Extracted text -
§ §

# stick and string time



## bonecollector (Aug 16, 2009)

whos ready its gonna be hot im ready for some cool weather snakes are sure enough moving good been seeing some pretty deer in velvet


----------



## Son (Aug 17, 2009)

*Stick and string time*

I can tell ya what's tough, practicing when it's hot. The darn gnats crawling all around the ears and eyes when trying to frocus on the shot. I've tried all the bug sprays, rubs and even listerine and nothing keeps em off.
I'm also seeing lots of bucks in velvet, and some big ol does. All feeding in the peanuts during daylight hours. The cameras tell the tale. Deer are presently feeding in our woods day and night. Snakes will really get on the move when crop harvesting begins...


----------



## southGAlefty (Aug 20, 2009)

Hope the snakes cool it down a little bit from here on out we've killed 2 rattlers and a big cottonmouth on our little 14 acres around the house in the last month. That is a little ridiculous if you ask me!


----------



## hortonhunter22 (Aug 22, 2009)

yep its gonna be a good year i think...been seein the deer in the afternoons after the rains....cant wait...i sure hope the snakes chill out


----------



## Hairtrigger (Sep 3, 2009)

super pumped! been seeing deer feeding alot early/mid afternoons the last few weeks....tick tock tick tock


----------



## Son (Sep 3, 2009)

*Stick and String*

I'm an old Bowhunter, self taught from the 1950's. Archery is far from what it was back then. 
Past President of The Florida Bowhunters Council, and a National Bowhunter Education Instructor. Took the course from The late Bill Wadsworth, the fellow who developed the course. Old joints make it tough to hang in with heavy poundage, but I'm managing. I'm ready to sit in the woods too. My cameras show bucks are using during daylight hours. That will soon change as they go out of velvet. I still shoot aluminum and a 1980's Martin Warthog, or a Jennys Woody (collectors item there)  lets see some pictures when you fellows score. 






Here's a couple pictures from the old days in central Fl. Thonotosassa, and a buck I got in the Citrus Mgmt area.

I'm the second from the right shooting.









Always a bowhunter





I'm 67 now, not killing much with the bow anymore, but have plenty of storys to tell. Guess I'm not as agressive as I once was. Taking too many naps in the stand these days, but still enjoying the hunt.


----------



## Hairtrigger (Sep 4, 2009)

those are great pics--thanks for sharing--my best friend hunts citrus pretty regularly--small world


----------



## Son (Sep 4, 2009)

*Stick and string*

The eight point was killed in Citrus in the NW block of roads 8 and 13.  Used to be my favorite block.
Got another 8 with a bow in the NE block of roads 6 and roads 11.

§ §

Data shown -

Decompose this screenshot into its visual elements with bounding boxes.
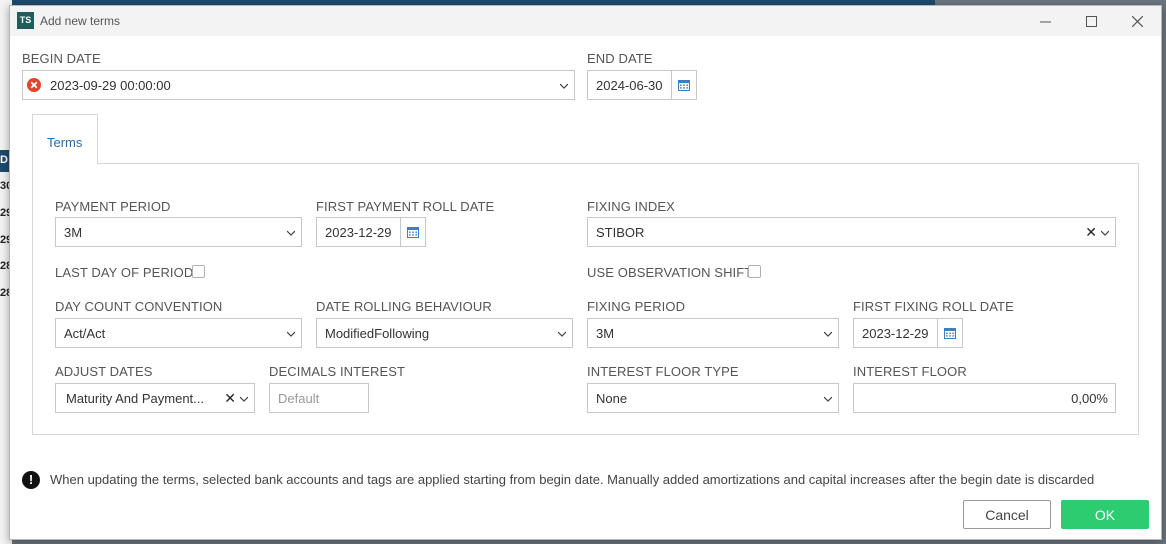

§ §

Parts of the exercise -
1: In the bowhunting forum thread, who developed the National Bowhunter Education course?
2: Pick up the bowhunting forum thread after its last post and keep it going.

Written answers -
1: The late Bill Wadsworth developed it.

2:
I hunted Citrus Mgmt area from the first year it opened until about 1978. Bull Creek in Osceola Co was another favorite, but a wet place to hunt. Took some good bucks and hogs there while feeding the mosquitos.
Hunted St Vincent for 7 years, took one buck and several hogs. One of which hangs on the wall to this day.
Moved to SW Ga in 82 and have been after these Ga bucks ever since.
Spot and stalk in Ga, it's doable....


----------



## stealthman52 (Sep 7, 2009)

it might be doable,but you better carry a rabitts foot along,on the ground where he lives,odds are against you.


----------



## Son (Sep 7, 2009)

*Stick and string*

yes, very difficult, but did it several times in my younger years. And with the right conditions, not past trying it these days. Best when windy.


----------



## Hairtrigger (Sep 8, 2009)

are those what you use or something you found?


----------



## Son (Sep 8, 2009)

*Stick and string*

Those are two arrows I made. The top one was used for rabbit hunting in the 70's. The other has never been used, just for show.
I have taken a doe with a stone head that I made, back in the 80's in Alabama. She went about 40 yards. But I used a compound bow to do it.


----------



## Son (Sep 9, 2009)

*Stick and string*

Labor Day weekend just past, and the Florida Bowhunters Council hosted their annual jamboree.

I had that job back in the 70's and early 80's. Here's an old photo from one nastalgic journal. That's me shooting.






Temps back in the 90's, sure hope they cool off before Saturday. My cameras show plenty of deer movement around 7 in the mornings, and from noon to 2 in the afternoon. Hope they keep it up.


----------



## Hairtrigger (Sep 9, 2009)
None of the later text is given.